• _Directions for this task_: Write every record out again exactly, and keep images out of it.

* * *

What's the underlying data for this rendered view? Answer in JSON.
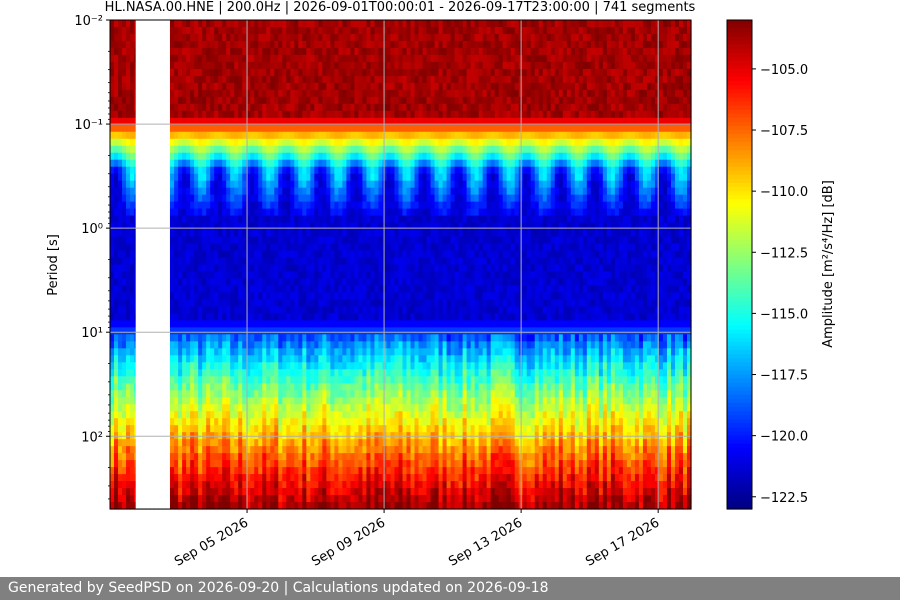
{
  "chart_data": {
    "type": "heatmap",
    "title": "HL.NASA.00.HNE | 200.0Hz | 2026-09-01T00:00:01 - 2026-09-17T23:00:00 | 741 segments",
    "ylabel": "Period [s]",
    "colorbar_label": "Amplitude [m²/s⁴/Hz] [dB]",
    "x_ticks": [
      "Sep 05 2026",
      "Sep 09 2026",
      "Sep 13 2026",
      "Sep 17 2026"
    ],
    "x_tick_dates": [
      "2026-09-05",
      "2026-09-09",
      "2026-09-13",
      "2026-09-17"
    ],
    "xlim": [
      "2026-09-01T00:00:01",
      "2026-09-17T23:00:00"
    ],
    "y_scale": "log",
    "y_ticks": [
      {
        "value": 0.01,
        "label": "10⁻²"
      },
      {
        "value": 0.1,
        "label": "10⁻¹"
      },
      {
        "value": 1,
        "label": "10⁰"
      },
      {
        "value": 10,
        "label": "10¹"
      },
      {
        "value": 100,
        "label": "10²"
      }
    ],
    "ylim": [
      0.01,
      500
    ],
    "y_inverted": true,
    "grid": true,
    "colormap": "jet",
    "colorbar_ticks": [
      -105.0,
      -107.5,
      -110.0,
      -112.5,
      -115.0,
      -117.5,
      -120.0,
      -122.5
    ],
    "colorbar_range": [
      -123,
      -103
    ],
    "data_gap": [
      "2026-09-01T18:00",
      "2026-09-02T18:00"
    ],
    "segments": 741
  },
  "footer": {
    "text": "Generated by SeedPSD on 2026-09-20 | Calculations updated on 2026-09-18"
  }
}
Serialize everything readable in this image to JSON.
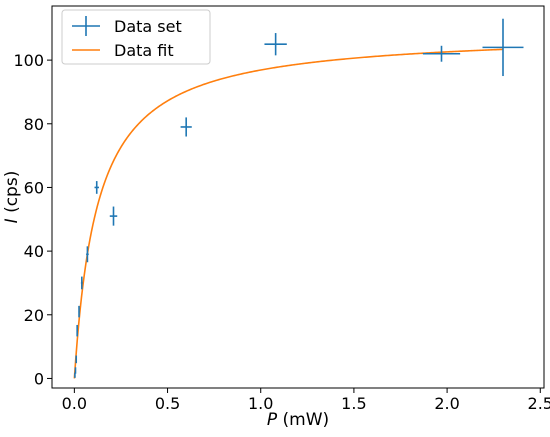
{
  "chart_data": {
    "type": "scatter",
    "title": "",
    "xlabel_var": "P",
    "xlabel_unit": " (mW)",
    "ylabel_var": "I",
    "ylabel_unit": " (cps)",
    "xlim": [
      -0.12,
      2.52
    ],
    "ylim": [
      -3,
      117
    ],
    "xticks": [
      0.0,
      0.5,
      1.0,
      1.5,
      2.0,
      2.5
    ],
    "xtick_labels": [
      "0.0",
      "0.5",
      "1.0",
      "1.5",
      "2.0",
      "2.5"
    ],
    "yticks": [
      0,
      20,
      40,
      60,
      80,
      100
    ],
    "ytick_labels": [
      "0",
      "20",
      "40",
      "60",
      "80",
      "100"
    ],
    "grid": false,
    "legend_position": "top-left",
    "series": [
      {
        "name": "Data set",
        "kind": "errorbar",
        "color": "#1f77b4",
        "points": [
          {
            "x": 0.003,
            "y": 1,
            "xerr": 0.0,
            "yerr": 0.8
          },
          {
            "x": 0.006,
            "y": 2.5,
            "xerr": 0.0,
            "yerr": 1.0
          },
          {
            "x": 0.01,
            "y": 6,
            "xerr": 0.001,
            "yerr": 1.2
          },
          {
            "x": 0.015,
            "y": 15,
            "xerr": 0.002,
            "yerr": 1.8
          },
          {
            "x": 0.025,
            "y": 21,
            "xerr": 0.003,
            "yerr": 1.8
          },
          {
            "x": 0.04,
            "y": 30,
            "xerr": 0.005,
            "yerr": 2.0
          },
          {
            "x": 0.07,
            "y": 39,
            "xerr": 0.007,
            "yerr": 2.5
          },
          {
            "x": 0.12,
            "y": 60,
            "xerr": 0.012,
            "yerr": 2.0
          },
          {
            "x": 0.21,
            "y": 51,
            "xerr": 0.02,
            "yerr": 3.0
          },
          {
            "x": 0.6,
            "y": 79,
            "xerr": 0.03,
            "yerr": 3.0
          },
          {
            "x": 1.08,
            "y": 105,
            "xerr": 0.06,
            "yerr": 3.5
          },
          {
            "x": 1.97,
            "y": 102,
            "xerr": 0.1,
            "yerr": 2.5
          },
          {
            "x": 2.3,
            "y": 104,
            "xerr": 0.11,
            "yerr": 9.0
          }
        ]
      },
      {
        "name": "Data fit",
        "kind": "line",
        "color": "#ff7f0e",
        "model": "saturation",
        "Imax": 109,
        "Psat": 0.125,
        "x_range": [
          0.0,
          2.3
        ]
      }
    ]
  }
}
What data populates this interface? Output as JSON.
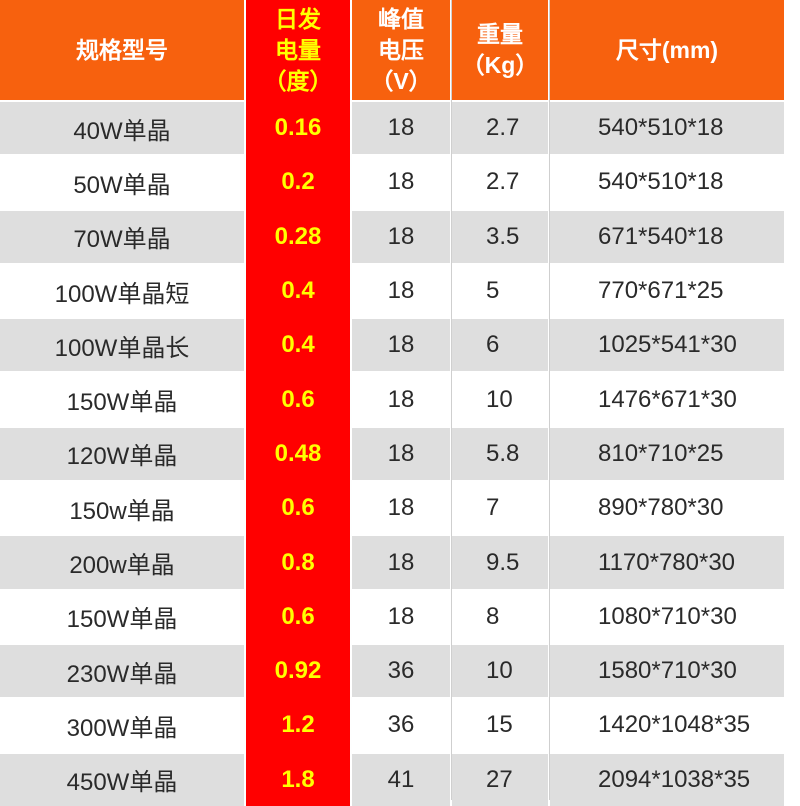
{
  "colors": {
    "header_bg": "#f7610e",
    "highlight_column_bg": "#ff0000",
    "highlight_text": "#ffff00",
    "row_gray": "#dedede",
    "row_white": "#ffffff"
  },
  "headers": {
    "model": "规格型号",
    "daily_output": [
      "日发",
      "电量",
      "（度）"
    ],
    "peak_voltage": [
      "峰值",
      "电压",
      "（V）"
    ],
    "weight": [
      "重量",
      "（Kg）"
    ],
    "size": "尺寸(mm)"
  },
  "rows": [
    {
      "model": "40W单晶",
      "daily_output": "0.16",
      "peak_voltage": "18",
      "weight": "2.7",
      "size": "540*510*18"
    },
    {
      "model": "50W单晶",
      "daily_output": "0.2",
      "peak_voltage": "18",
      "weight": "2.7",
      "size": "540*510*18"
    },
    {
      "model": "70W单晶",
      "daily_output": "0.28",
      "peak_voltage": "18",
      "weight": "3.5",
      "size": "671*540*18"
    },
    {
      "model": "100W单晶短",
      "daily_output": "0.4",
      "peak_voltage": "18",
      "weight": "5",
      "size": "770*671*25"
    },
    {
      "model": "100W单晶长",
      "daily_output": "0.4",
      "peak_voltage": "18",
      "weight": "6",
      "size": "1025*541*30"
    },
    {
      "model": "150W单晶",
      "daily_output": "0.6",
      "peak_voltage": "18",
      "weight": "10",
      "size": "1476*671*30"
    },
    {
      "model": "120W单晶",
      "daily_output": "0.48",
      "peak_voltage": "18",
      "weight": "5.8",
      "size": "810*710*25"
    },
    {
      "model": "150w单晶",
      "daily_output": "0.6",
      "peak_voltage": "18",
      "weight": "7",
      "size": "890*780*30"
    },
    {
      "model": "200w单晶",
      "daily_output": "0.8",
      "peak_voltage": "18",
      "weight": "9.5",
      "size": "1170*780*30"
    },
    {
      "model": "150W单晶",
      "daily_output": "0.6",
      "peak_voltage": "18",
      "weight": "8",
      "size": "1080*710*30"
    },
    {
      "model": "230W单晶",
      "daily_output": "0.92",
      "peak_voltage": "36",
      "weight": "10",
      "size": "1580*710*30"
    },
    {
      "model": "300W单晶",
      "daily_output": "1.2",
      "peak_voltage": "36",
      "weight": "15",
      "size": "1420*1048*35"
    },
    {
      "model": "450W单晶",
      "daily_output": "1.8",
      "peak_voltage": "41",
      "weight": "27",
      "size": "2094*1038*35"
    }
  ]
}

* * *

• _Finished task_:
What's the underlying data for this rendered view? Answer in JSON.
{
  "chart_data": {
    "type": "heatmap",
    "title": "HL.NASA.00.HNE | 200.0Hz | 2026-09-01T00:00:01 - 2026-09-17T23:00:00 | 741 segments",
    "ylabel": "Period [s]",
    "colorbar_label": "Amplitude [m²/s⁴/Hz] [dB]",
    "x_ticks": [
      "Sep 05 2026",
      "Sep 09 2026",
      "Sep 13 2026",
      "Sep 17 2026"
    ],
    "x_tick_dates": [
      "2026-09-05",
      "2026-09-09",
      "2026-09-13",
      "2026-09-17"
    ],
    "xlim": [
      "2026-09-01T00:00:01",
      "2026-09-17T23:00:00"
    ],
    "y_scale": "log",
    "y_ticks": [
      {
        "value": 0.01,
        "label": "10⁻²"
      },
      {
        "value": 0.1,
        "label": "10⁻¹"
      },
      {
        "value": 1,
        "label": "10⁰"
      },
      {
        "value": 10,
        "label": "10¹"
      },
      {
        "value": 100,
        "label": "10²"
      }
    ],
    "ylim": [
      0.01,
      500
    ],
    "y_inverted": true,
    "grid": true,
    "colormap": "jet",
    "colorbar_ticks": [
      -105.0,
      -107.5,
      -110.0,
      -112.5,
      -115.0,
      -117.5,
      -120.0,
      -122.5
    ],
    "colorbar_range": [
      -123,
      -103
    ],
    "data_gap": [
      "2026-09-01T18:00",
      "2026-09-02T18:00"
    ],
    "segments": 741
  },
  "footer": {
    "text": "Generated by SeedPSD on 2026-09-20 | Calculations updated on 2026-09-18"
  }
}
Serialize everything readable in this image to JSON.
{
  "chart_data": {
    "type": "scatter",
    "title": "",
    "xlabel_var": "P",
    "xlabel_unit": " (mW)",
    "ylabel_var": "I",
    "ylabel_unit": " (cps)",
    "xlim": [
      -0.12,
      2.52
    ],
    "ylim": [
      -3,
      117
    ],
    "xticks": [
      0.0,
      0.5,
      1.0,
      1.5,
      2.0,
      2.5
    ],
    "xtick_labels": [
      "0.0",
      "0.5",
      "1.0",
      "1.5",
      "2.0",
      "2.5"
    ],
    "yticks": [
      0,
      20,
      40,
      60,
      80,
      100
    ],
    "ytick_labels": [
      "0",
      "20",
      "40",
      "60",
      "80",
      "100"
    ],
    "grid": false,
    "legend_position": "top-left",
    "series": [
      {
        "name": "Data set",
        "kind": "errorbar",
        "color": "#1f77b4",
        "points": [
          {
            "x": 0.003,
            "y": 1,
            "xerr": 0.0,
            "yerr": 0.8
          },
          {
            "x": 0.006,
            "y": 2.5,
            "xerr": 0.0,
            "yerr": 1.0
          },
          {
            "x": 0.01,
            "y": 6,
            "xerr": 0.001,
            "yerr": 1.2
          },
          {
            "x": 0.015,
            "y": 15,
            "xerr": 0.002,
            "yerr": 1.8
          },
          {
            "x": 0.025,
            "y": 21,
            "xerr": 0.003,
            "yerr": 1.8
          },
          {
            "x": 0.04,
            "y": 30,
            "xerr": 0.005,
            "yerr": 2.0
          },
          {
            "x": 0.07,
            "y": 39,
            "xerr": 0.007,
            "yerr": 2.5
          },
          {
            "x": 0.12,
            "y": 60,
            "xerr": 0.012,
            "yerr": 2.0
          },
          {
            "x": 0.21,
            "y": 51,
            "xerr": 0.02,
            "yerr": 3.0
          },
          {
            "x": 0.6,
            "y": 79,
            "xerr": 0.03,
            "yerr": 3.0
          },
          {
            "x": 1.08,
            "y": 105,
            "xerr": 0.06,
            "yerr": 3.5
          },
          {
            "x": 1.97,
            "y": 102,
            "xerr": 0.1,
            "yerr": 2.5
          },
          {
            "x": 2.3,
            "y": 104,
            "xerr": 0.11,
            "yerr": 9.0
          }
        ]
      },
      {
        "name": "Data fit",
        "kind": "line",
        "color": "#ff7f0e",
        "model": "saturation",
        "Imax": 109,
        "Psat": 0.125,
        "x_range": [
          0.0,
          2.3
        ]
      }
    ]
  }
}
What data populates this interface? Output as JSON.
{
  "colors": {
    "header_bg": "#f7610e",
    "highlight_column_bg": "#ff0000",
    "highlight_text": "#ffff00",
    "row_gray": "#dedede",
    "row_white": "#ffffff"
  },
  "headers": {
    "model": "规格型号",
    "daily_output": [
      "日发",
      "电量",
      "（度）"
    ],
    "peak_voltage": [
      "峰值",
      "电压",
      "（V）"
    ],
    "weight": [
      "重量",
      "（Kg）"
    ],
    "size": "尺寸(mm)"
  },
  "rows": [
    {
      "model": "40W单晶",
      "daily_output": "0.16",
      "peak_voltage": "18",
      "weight": "2.7",
      "size": "540*510*18"
    },
    {
      "model": "50W单晶",
      "daily_output": "0.2",
      "peak_voltage": "18",
      "weight": "2.7",
      "size": "540*510*18"
    },
    {
      "model": "70W单晶",
      "daily_output": "0.28",
      "peak_voltage": "18",
      "weight": "3.5",
      "size": "671*540*18"
    },
    {
      "model": "100W单晶短",
      "daily_output": "0.4",
      "peak_voltage": "18",
      "weight": "5",
      "size": "770*671*25"
    },
    {
      "model": "100W单晶长",
      "daily_output": "0.4",
      "peak_voltage": "18",
      "weight": "6",
      "size": "1025*541*30"
    },
    {
      "model": "150W单晶",
      "daily_output": "0.6",
      "peak_voltage": "18",
      "weight": "10",
      "size": "1476*671*30"
    },
    {
      "model": "120W单晶",
      "daily_output": "0.48",
      "peak_voltage": "18",
      "weight": "5.8",
      "size": "810*710*25"
    },
    {
      "model": "150w单晶",
      "daily_output": "0.6",
      "peak_voltage": "18",
      "weight": "7",
      "size": "890*780*30"
    },
    {
      "model": "200w单晶",
      "daily_output": "0.8",
      "peak_voltage": "18",
      "weight": "9.5",
      "size": "1170*780*30"
    },
    {
      "model": "150W单晶",
      "daily_output": "0.6",
      "peak_voltage": "18",
      "weight": "8",
      "size": "1080*710*30"
    },
    {
      "model": "230W单晶",
      "daily_output": "0.92",
      "peak_voltage": "36",
      "weight": "10",
      "size": "1580*710*30"
    },
    {
      "model": "300W单晶",
      "daily_output": "1.2",
      "peak_voltage": "36",
      "weight": "15",
      "size": "1420*1048*35"
    },
    {
      "model": "450W单晶",
      "daily_output": "1.8",
      "peak_voltage": "41",
      "weight": "27",
      "size": "2094*1038*35"
    }
  ]
}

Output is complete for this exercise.